WHAT TO DO = Quote every line of the material beneath this one.

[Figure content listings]
▼
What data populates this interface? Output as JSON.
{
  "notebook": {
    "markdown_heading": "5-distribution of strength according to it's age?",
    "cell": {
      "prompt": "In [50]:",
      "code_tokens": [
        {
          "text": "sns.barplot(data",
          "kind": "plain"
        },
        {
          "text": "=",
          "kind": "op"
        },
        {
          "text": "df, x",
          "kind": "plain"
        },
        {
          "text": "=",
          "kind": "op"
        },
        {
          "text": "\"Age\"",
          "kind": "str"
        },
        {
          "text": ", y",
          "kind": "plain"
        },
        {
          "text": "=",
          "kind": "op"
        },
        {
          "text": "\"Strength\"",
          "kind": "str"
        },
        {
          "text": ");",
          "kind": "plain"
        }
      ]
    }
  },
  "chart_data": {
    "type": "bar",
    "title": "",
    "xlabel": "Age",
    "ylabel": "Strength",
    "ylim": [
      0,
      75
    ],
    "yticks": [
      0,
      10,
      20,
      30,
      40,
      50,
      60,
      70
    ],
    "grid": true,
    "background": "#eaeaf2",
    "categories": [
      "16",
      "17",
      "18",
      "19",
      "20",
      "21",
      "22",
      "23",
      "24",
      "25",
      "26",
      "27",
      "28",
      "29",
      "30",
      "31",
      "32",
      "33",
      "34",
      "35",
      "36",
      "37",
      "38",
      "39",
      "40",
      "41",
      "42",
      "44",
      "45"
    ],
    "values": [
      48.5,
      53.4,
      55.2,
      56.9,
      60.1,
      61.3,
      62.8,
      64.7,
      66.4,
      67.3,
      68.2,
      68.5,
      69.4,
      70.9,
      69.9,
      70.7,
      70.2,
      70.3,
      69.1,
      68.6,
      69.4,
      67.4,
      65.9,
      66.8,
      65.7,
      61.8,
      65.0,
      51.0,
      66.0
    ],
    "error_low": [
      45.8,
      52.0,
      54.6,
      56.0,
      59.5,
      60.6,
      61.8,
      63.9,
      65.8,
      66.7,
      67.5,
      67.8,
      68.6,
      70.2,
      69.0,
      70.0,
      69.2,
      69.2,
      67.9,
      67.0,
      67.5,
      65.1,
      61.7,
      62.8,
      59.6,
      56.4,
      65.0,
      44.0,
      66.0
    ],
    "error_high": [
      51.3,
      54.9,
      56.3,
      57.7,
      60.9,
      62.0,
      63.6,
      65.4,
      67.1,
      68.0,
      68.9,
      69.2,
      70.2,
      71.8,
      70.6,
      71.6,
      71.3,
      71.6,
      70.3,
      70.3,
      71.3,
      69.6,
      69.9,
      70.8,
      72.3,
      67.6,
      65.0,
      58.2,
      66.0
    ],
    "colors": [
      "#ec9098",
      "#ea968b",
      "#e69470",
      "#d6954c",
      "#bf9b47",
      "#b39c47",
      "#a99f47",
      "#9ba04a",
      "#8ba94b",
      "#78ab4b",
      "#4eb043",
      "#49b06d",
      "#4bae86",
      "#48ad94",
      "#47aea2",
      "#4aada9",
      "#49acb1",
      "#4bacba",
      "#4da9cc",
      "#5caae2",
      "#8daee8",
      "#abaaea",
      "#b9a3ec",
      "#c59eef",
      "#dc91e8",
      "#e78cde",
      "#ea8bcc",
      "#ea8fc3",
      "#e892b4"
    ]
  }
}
▲
OUTPUT OF THE EXERCISE =
What data populates this interface? Output as JSON.
{
  "notebook": {
    "markdown_heading": "5-distribution of strength according to it's age?",
    "cell": {
      "prompt": "In [50]:",
      "code_tokens": [
        {
          "text": "sns.barplot(data",
          "kind": "plain"
        },
        {
          "text": "=",
          "kind": "op"
        },
        {
          "text": "df, x",
          "kind": "plain"
        },
        {
          "text": "=",
          "kind": "op"
        },
        {
          "text": "\"Age\"",
          "kind": "str"
        },
        {
          "text": ", y",
          "kind": "plain"
        },
        {
          "text": "=",
          "kind": "op"
        },
        {
          "text": "\"Strength\"",
          "kind": "str"
        },
        {
          "text": ");",
          "kind": "plain"
        }
      ]
    }
  },
  "chart_data": {
    "type": "bar",
    "title": "",
    "xlabel": "Age",
    "ylabel": "Strength",
    "ylim": [
      0,
      75
    ],
    "yticks": [
      0,
      10,
      20,
      30,
      40,
      50,
      60,
      70
    ],
    "grid": true,
    "background": "#eaeaf2",
    "categories": [
      "16",
      "17",
      "18",
      "19",
      "20",
      "21",
      "22",
      "23",
      "24",
      "25",
      "26",
      "27",
      "28",
      "29",
      "30",
      "31",
      "32",
      "33",
      "34",
      "35",
      "36",
      "37",
      "38",
      "39",
      "40",
      "41",
      "42",
      "44",
      "45"
    ],
    "values": [
      48.5,
      53.4,
      55.2,
      56.9,
      60.1,
      61.3,
      62.8,
      64.7,
      66.4,
      67.3,
      68.2,
      68.5,
      69.4,
      70.9,
      69.9,
      70.7,
      70.2,
      70.3,
      69.1,
      68.6,
      69.4,
      67.4,
      65.9,
      66.8,
      65.7,
      61.8,
      65.0,
      51.0,
      66.0
    ],
    "error_low": [
      45.8,
      52.0,
      54.6,
      56.0,
      59.5,
      60.6,
      61.8,
      63.9,
      65.8,
      66.7,
      67.5,
      67.8,
      68.6,
      70.2,
      69.0,
      70.0,
      69.2,
      69.2,
      67.9,
      67.0,
      67.5,
      65.1,
      61.7,
      62.8,
      59.6,
      56.4,
      65.0,
      44.0,
      66.0
    ],
    "error_high": [
      51.3,
      54.9,
      56.3,
      57.7,
      60.9,
      62.0,
      63.6,
      65.4,
      67.1,
      68.0,
      68.9,
      69.2,
      70.2,
      71.8,
      70.6,
      71.6,
      71.3,
      71.6,
      70.3,
      70.3,
      71.3,
      69.6,
      69.9,
      70.8,
      72.3,
      67.6,
      65.0,
      58.2,
      66.0
    ],
    "colors": [
      "#ec9098",
      "#ea968b",
      "#e69470",
      "#d6954c",
      "#bf9b47",
      "#b39c47",
      "#a99f47",
      "#9ba04a",
      "#8ba94b",
      "#78ab4b",
      "#4eb043",
      "#49b06d",
      "#4bae86",
      "#48ad94",
      "#47aea2",
      "#4aada9",
      "#49acb1",
      "#4bacba",
      "#4da9cc",
      "#5caae2",
      "#8daee8",
      "#abaaea",
      "#b9a3ec",
      "#c59eef",
      "#dc91e8",
      "#e78cde",
      "#ea8bcc",
      "#ea8fc3",
      "#e892b4"
    ]
  }
}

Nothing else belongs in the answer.